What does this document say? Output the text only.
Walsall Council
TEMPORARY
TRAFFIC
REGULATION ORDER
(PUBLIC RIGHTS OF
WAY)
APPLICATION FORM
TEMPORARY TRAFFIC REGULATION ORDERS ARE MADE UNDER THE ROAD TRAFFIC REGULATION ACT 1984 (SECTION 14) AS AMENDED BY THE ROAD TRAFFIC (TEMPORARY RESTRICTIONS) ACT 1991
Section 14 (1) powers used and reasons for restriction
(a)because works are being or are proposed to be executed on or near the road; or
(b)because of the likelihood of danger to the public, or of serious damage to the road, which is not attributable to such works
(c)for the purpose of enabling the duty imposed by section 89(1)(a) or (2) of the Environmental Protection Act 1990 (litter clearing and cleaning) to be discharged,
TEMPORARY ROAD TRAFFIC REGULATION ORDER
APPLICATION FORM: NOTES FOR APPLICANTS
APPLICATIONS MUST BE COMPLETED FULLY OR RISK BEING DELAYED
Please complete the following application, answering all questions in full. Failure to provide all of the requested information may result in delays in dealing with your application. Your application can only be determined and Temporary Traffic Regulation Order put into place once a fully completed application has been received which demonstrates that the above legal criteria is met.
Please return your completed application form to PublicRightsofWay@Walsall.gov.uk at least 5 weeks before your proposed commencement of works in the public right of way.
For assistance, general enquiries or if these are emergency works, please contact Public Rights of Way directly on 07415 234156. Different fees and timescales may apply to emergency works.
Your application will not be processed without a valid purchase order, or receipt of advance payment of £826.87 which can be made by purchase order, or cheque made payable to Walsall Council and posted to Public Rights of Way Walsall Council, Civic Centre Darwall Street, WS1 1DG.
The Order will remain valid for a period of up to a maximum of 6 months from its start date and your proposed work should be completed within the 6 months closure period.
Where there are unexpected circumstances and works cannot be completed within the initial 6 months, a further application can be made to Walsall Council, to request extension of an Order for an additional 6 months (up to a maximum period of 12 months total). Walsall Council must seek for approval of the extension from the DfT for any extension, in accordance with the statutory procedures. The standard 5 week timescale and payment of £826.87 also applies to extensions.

+++

_Exercise brief_
Extract all lines of the records above that include "Walsall".

_Reply to the exercise_
Walsall Council
Please return your completed application form to PublicRightsofWay@Walsall.gov.uk at least 5 weeks before your proposed commencement of works in the public right of way.
Your application will not be processed without a valid purchase order, or receipt of advance payment of £826.87 which can be made by purchase order, or cheque made payable to Walsall Council and posted to Public Rights of Way Walsall Council, Civic Centre Darwall Street, WS1 1DG.
Where there are unexpected circumstances and works cannot be completed within the initial 6 months, a further application can be made to Walsall Council, to request extension of an Order for an additional 6 months (up to a maximum period of 12 months total). Walsall Council must seek for approval of the extension from the DfT for any extension, in accordance with the statutory procedures. The standard 5 week timescale and payment of £826.87 also applies to extensions.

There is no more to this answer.